(Raw records)
◆ ◆ ◆
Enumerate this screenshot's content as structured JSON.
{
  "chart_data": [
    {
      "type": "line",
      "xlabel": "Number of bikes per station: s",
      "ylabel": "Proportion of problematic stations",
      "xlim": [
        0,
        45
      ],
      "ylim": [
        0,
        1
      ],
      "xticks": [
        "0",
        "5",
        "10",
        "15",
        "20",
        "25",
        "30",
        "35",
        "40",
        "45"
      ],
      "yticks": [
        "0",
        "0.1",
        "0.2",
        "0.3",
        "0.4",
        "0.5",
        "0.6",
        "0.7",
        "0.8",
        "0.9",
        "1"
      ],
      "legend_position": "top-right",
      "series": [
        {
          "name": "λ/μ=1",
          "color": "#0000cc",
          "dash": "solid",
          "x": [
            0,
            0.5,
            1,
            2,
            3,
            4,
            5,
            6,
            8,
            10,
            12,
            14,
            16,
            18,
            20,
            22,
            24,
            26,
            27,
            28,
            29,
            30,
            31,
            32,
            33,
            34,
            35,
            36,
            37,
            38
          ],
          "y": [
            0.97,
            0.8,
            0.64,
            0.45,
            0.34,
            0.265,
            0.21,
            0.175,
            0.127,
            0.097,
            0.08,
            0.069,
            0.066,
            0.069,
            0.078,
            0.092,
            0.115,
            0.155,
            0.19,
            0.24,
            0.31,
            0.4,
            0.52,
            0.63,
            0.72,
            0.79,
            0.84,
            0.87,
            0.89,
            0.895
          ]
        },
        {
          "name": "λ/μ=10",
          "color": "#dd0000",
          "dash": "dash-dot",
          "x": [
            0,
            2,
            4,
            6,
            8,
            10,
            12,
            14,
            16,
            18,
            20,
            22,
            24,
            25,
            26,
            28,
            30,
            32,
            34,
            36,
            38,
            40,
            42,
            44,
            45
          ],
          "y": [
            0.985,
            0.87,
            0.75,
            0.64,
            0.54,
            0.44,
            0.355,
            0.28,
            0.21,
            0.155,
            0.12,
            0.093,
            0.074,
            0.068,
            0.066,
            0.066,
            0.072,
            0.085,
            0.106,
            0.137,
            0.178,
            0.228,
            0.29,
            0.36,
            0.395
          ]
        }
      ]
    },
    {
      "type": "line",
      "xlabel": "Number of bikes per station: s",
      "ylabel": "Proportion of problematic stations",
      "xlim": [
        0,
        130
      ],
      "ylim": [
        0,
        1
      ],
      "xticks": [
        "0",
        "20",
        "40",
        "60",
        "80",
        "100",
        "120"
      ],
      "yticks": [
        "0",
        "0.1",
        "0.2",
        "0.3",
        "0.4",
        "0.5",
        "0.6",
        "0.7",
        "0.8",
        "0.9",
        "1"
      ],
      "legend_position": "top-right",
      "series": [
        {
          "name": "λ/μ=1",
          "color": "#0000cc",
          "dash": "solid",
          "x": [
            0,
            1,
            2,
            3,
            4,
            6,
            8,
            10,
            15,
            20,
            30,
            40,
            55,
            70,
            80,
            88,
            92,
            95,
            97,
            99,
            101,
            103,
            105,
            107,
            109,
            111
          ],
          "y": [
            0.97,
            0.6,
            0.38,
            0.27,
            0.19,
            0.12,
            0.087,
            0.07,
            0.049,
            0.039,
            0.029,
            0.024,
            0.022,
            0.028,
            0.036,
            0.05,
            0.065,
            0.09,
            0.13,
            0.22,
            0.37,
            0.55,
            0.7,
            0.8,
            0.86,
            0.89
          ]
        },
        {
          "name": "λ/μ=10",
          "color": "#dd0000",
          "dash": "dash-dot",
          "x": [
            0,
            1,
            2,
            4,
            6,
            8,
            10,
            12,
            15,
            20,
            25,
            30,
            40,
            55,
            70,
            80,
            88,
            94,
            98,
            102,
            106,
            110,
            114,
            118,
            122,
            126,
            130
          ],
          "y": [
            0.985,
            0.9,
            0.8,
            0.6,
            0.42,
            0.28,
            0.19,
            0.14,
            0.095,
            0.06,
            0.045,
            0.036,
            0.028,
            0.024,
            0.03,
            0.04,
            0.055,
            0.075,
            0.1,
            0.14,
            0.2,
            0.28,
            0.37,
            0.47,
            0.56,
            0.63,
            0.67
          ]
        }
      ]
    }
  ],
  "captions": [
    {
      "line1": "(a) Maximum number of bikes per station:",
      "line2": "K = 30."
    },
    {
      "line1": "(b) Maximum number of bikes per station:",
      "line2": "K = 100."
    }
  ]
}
◆ ◆ ◆
Above are some records. Count the lines among them with the word "bikes", and answer with the number only.

4